* Input *
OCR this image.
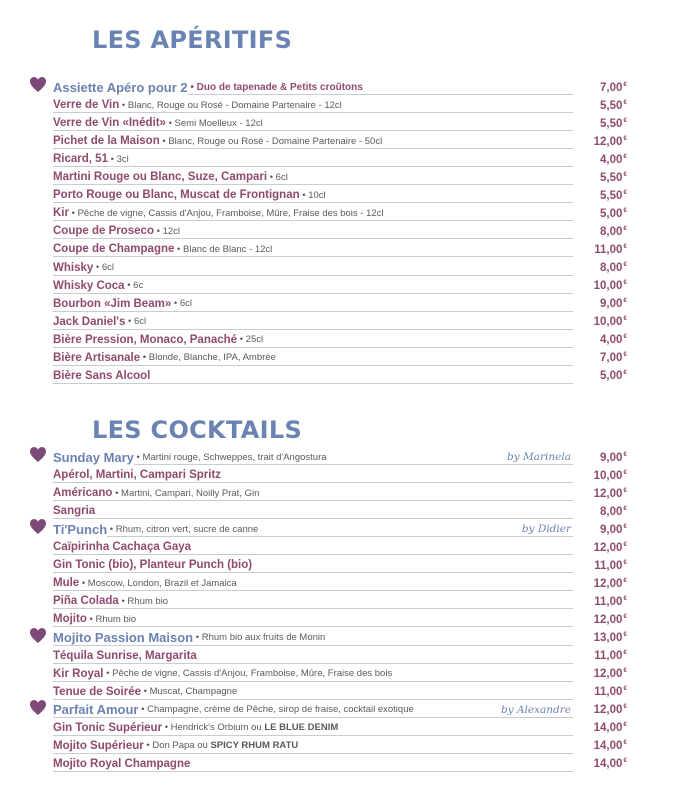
LES APÉRITIFS
LES COCKTAILS
Assiette Apéro pour 2 • Duo de tapenade & Petits croûtons	7,00€
Verre de Vin • Blanc, Rouge ou Rosé - Domaine Partenaire - 12cl	5,50€
Verre de Vin «Inédit» • Semi Moelleux - 12cl	5,50€
Pichet de la Maison • Blanc, Rouge ou Rosé - Domaine Partenaire - 50cl	12,00€
Ricard, 51 • 3cl	4,00€
Martini Rouge ou Blanc, Suze, Campari • 6cl	5,50€
Porto Rouge ou Blanc, Muscat de Frontignan • 10cl	5,50€
Kir • Pêche de vigne, Cassis d'Anjou, Framboise, Mûre, Fraise des bois - 12cl	5,00€
Coupe de Proseco • 12cl	8,00€
Coupe de Champagne • Blanc de Blanc - 12cl	11,00€
Whisky • 6cl	8,00€
Whisky Coca • 6c	10,00€
Bourbon «Jim Beam» • 6cl	9,00€
Jack Daniel's • 6cl	10,00€
Bière Pression, Monaco, Panaché • 25cl	4,00€
Bière Artisanale • Blonde, Blanche, IPA, Ambrée	7,00€
Bière Sans Alcool	5,00€
Sunday Mary • Martini rouge, Schweppes, trait d'Angostura	by Marinela	9,00€
Apérol, Martini, Campari Spritz	10,00€
Américano • Martini, Campari, Noilly Prat, Gin	12,00€
Sangria	8,00€
Ti'Punch • Rhum, citron vert, sucre de canne	by Didier	9,00€
Caïpirinha Cachaça Gaya	12,00€
Gin Tonic (bio), Planteur Punch (bio)	11,00€
Mule • Moscow, London, Brazil et Jamaica	12,00€
Piña Colada • Rhum bio	11,00€
Mojito • Rhum bio	12,00€
Mojito Passion Maison • Rhum bio aux fruits de Monin	13,00€
Téquila Sunrise, Margarita	11,00€
Kir Royal • Pêche de vigne, Cassis d'Anjou, Framboise, Mûre, Fraise des bois	12,00€
Tenue de Soirée • Muscat, Champagne	11,00€
Parfait Amour • Champagne, crème de Pêche, sirop de fraise, cocktail exotique	by Alexandre	12,00€
Gin Tonic Supérieur • Hendrick's Orbium ou LE BLUE DENIM	14,00€
Mojito Supérieur • Don Papa ou SPICY RHUM RATU	14,00€
Mojito Royal Champagne	14,00€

* What you have to do *
Write out every record above exactly as it stands, but leave out the pictures.

* Answer to the problem *
OCR this image.
LES APÉRITIFS
LES COCKTAILS
Assiette Apéro pour 2 • Duo de tapenade & Petits croûtons	7,00€
Verre de Vin • Blanc, Rouge ou Rosé - Domaine Partenaire - 12cl	5,50€
Verre de Vin «Inédit» • Semi Moelleux - 12cl	5,50€
Pichet de la Maison • Blanc, Rouge ou Rosé - Domaine Partenaire - 50cl	12,00€
Ricard, 51 • 3cl	4,00€
Martini Rouge ou Blanc, Suze, Campari • 6cl	5,50€
Porto Rouge ou Blanc, Muscat de Frontignan • 10cl	5,50€
Kir • Pêche de vigne, Cassis d'Anjou, Framboise, Mûre, Fraise des bois - 12cl	5,00€
Coupe de Proseco • 12cl	8,00€
Coupe de Champagne • Blanc de Blanc - 12cl	11,00€
Whisky • 6cl	8,00€
Whisky Coca • 6c	10,00€
Bourbon «Jim Beam» • 6cl	9,00€
Jack Daniel's • 6cl	10,00€
Bière Pression, Monaco, Panaché • 25cl	4,00€
Bière Artisanale • Blonde, Blanche, IPA, Ambrée	7,00€
Bière Sans Alcool	5,00€
Sunday Mary • Martini rouge, Schweppes, trait d'Angostura	by Marinela	9,00€
Apérol, Martini, Campari Spritz	10,00€
Américano • Martini, Campari, Noilly Prat, Gin	12,00€
Sangria	8,00€
Ti'Punch • Rhum, citron vert, sucre de canne	by Didier	9,00€
Caïpirinha Cachaça Gaya	12,00€
Gin Tonic (bio), Planteur Punch (bio)	11,00€
Mule • Moscow, London, Brazil et Jamaica	12,00€
Piña Colada • Rhum bio	11,00€
Mojito • Rhum bio	12,00€
Mojito Passion Maison • Rhum bio aux fruits de Monin	13,00€
Téquila Sunrise, Margarita	11,00€
Kir Royal • Pêche de vigne, Cassis d'Anjou, Framboise, Mûre, Fraise des bois	12,00€
Tenue de Soirée • Muscat, Champagne	11,00€
Parfait Amour • Champagne, crème de Pêche, sirop de fraise, cocktail exotique	by Alexandre	12,00€
Gin Tonic Supérieur • Hendrick's Orbium ou LE BLUE DENIM	14,00€
Mojito Supérieur • Don Papa ou SPICY RHUM RATU	14,00€
Mojito Royal Champagne	14,00€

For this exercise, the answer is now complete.